(Aim of the exercise)
Among the entries, which lines carry the string "screenshot"? Copy each of them.

(Stored data)

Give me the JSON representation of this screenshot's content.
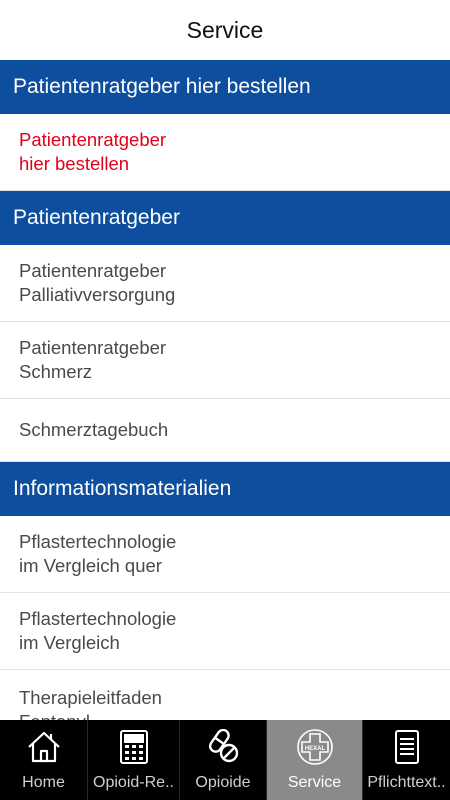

==

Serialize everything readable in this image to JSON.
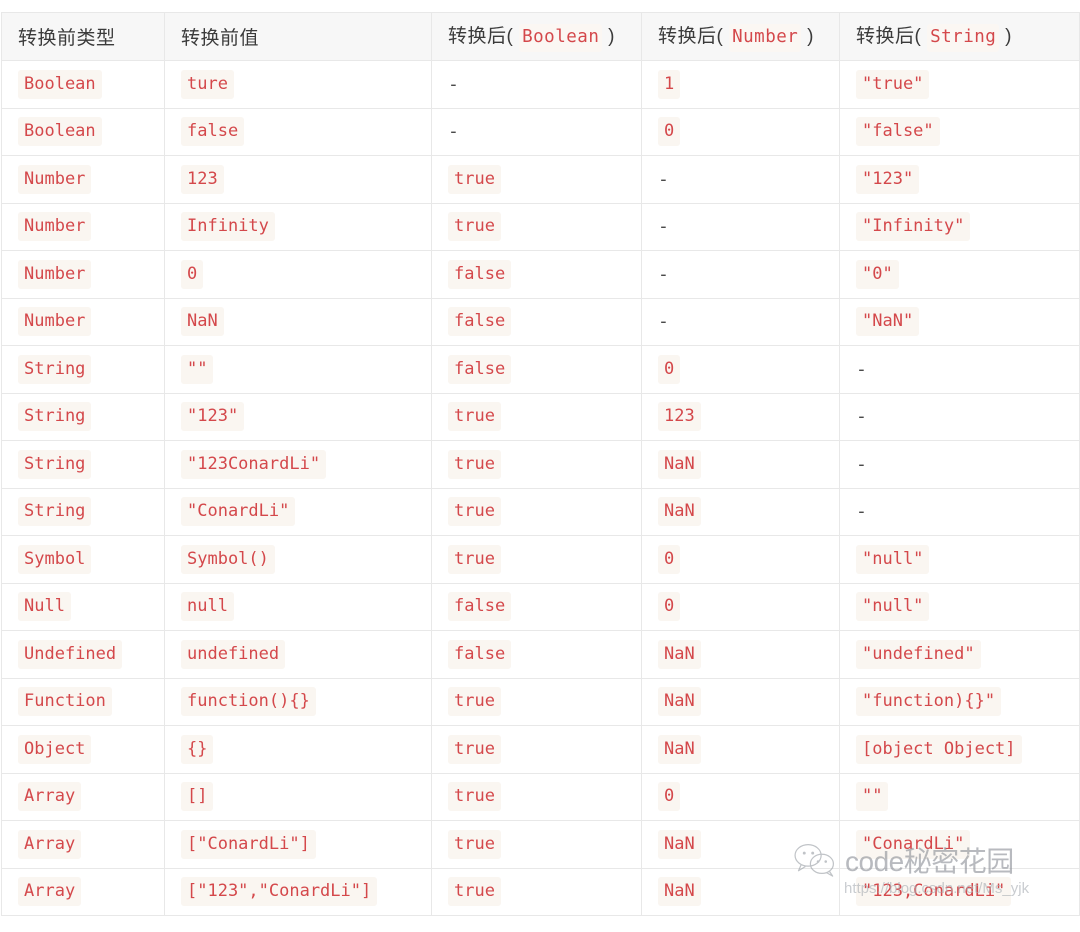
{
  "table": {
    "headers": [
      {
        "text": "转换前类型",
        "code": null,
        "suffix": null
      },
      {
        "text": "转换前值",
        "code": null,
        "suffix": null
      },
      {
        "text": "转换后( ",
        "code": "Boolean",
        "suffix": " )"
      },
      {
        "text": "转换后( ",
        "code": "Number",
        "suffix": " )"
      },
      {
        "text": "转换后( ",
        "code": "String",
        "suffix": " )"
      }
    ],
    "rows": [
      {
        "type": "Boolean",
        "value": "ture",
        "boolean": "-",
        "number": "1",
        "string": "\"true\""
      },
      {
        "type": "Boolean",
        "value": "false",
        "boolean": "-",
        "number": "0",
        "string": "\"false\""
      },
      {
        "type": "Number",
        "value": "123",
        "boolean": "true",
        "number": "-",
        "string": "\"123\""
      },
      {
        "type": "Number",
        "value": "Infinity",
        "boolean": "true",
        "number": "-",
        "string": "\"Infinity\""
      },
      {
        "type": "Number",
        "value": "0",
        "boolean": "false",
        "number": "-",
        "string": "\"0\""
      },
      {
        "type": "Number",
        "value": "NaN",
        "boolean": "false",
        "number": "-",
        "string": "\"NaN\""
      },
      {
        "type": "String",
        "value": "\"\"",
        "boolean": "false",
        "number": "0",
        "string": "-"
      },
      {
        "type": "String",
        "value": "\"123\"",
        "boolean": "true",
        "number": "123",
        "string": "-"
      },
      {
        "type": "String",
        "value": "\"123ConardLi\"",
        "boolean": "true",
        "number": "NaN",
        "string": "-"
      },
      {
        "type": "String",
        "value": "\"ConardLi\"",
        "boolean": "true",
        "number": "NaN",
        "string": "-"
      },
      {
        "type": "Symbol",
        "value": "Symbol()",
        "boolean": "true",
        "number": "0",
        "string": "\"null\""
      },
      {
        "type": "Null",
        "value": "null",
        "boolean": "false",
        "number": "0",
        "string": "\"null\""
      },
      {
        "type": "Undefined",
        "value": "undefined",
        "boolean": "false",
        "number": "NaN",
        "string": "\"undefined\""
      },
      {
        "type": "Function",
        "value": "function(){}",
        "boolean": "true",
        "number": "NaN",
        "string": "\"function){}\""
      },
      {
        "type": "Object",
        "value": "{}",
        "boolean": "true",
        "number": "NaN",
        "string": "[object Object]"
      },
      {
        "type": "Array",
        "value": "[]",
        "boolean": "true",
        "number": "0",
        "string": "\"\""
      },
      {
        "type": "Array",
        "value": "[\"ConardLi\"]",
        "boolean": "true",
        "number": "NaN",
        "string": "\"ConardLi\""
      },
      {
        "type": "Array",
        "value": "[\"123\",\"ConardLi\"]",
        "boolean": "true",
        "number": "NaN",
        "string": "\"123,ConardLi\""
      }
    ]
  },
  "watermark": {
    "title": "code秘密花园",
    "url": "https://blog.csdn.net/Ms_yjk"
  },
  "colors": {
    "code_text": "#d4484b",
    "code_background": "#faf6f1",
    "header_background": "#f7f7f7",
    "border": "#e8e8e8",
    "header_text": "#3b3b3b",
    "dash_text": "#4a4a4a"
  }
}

* * *

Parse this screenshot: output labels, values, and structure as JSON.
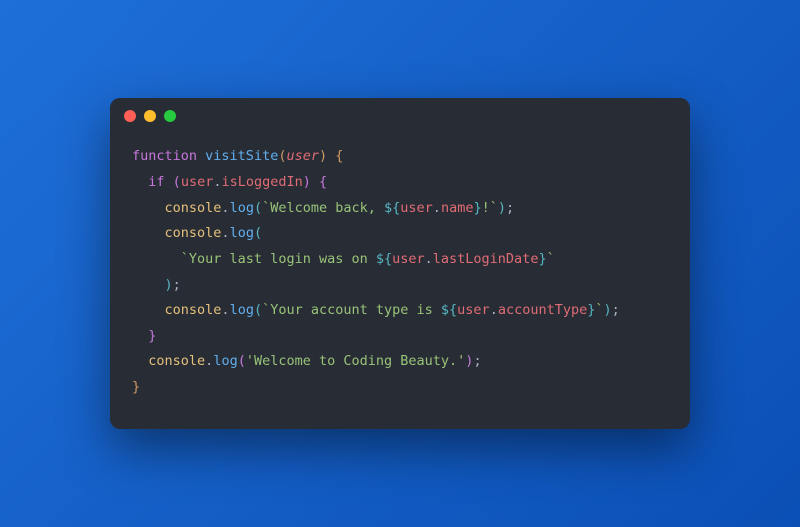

(Full answer)
Give me the JSON representation of this screenshot's content.
Parse this screenshot: output labels, values, and structure as JSON.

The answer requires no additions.